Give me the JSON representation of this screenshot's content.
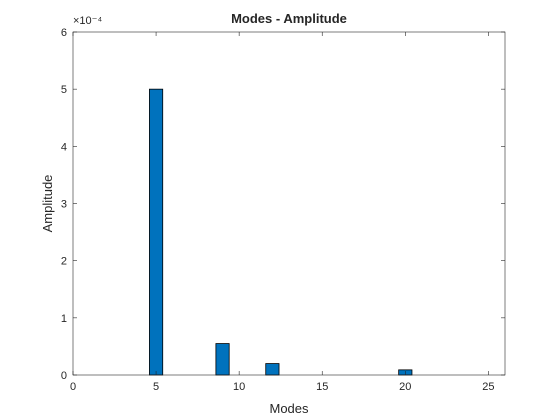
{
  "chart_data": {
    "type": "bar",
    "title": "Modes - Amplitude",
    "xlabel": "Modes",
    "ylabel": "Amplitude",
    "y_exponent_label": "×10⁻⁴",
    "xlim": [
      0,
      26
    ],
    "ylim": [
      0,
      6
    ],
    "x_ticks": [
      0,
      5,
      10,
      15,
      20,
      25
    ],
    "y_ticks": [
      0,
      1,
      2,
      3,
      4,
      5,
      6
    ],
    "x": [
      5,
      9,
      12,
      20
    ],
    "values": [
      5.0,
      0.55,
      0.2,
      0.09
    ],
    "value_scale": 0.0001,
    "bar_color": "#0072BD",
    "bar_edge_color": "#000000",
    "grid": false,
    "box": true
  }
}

● ● ● ● ●

THE REQUEST – Collect the complete line wherever the string "Modes" appears in the records.

PROBLEM SOLUTION –
    "title": "Modes - Amplitude",
    "xlabel": "Modes",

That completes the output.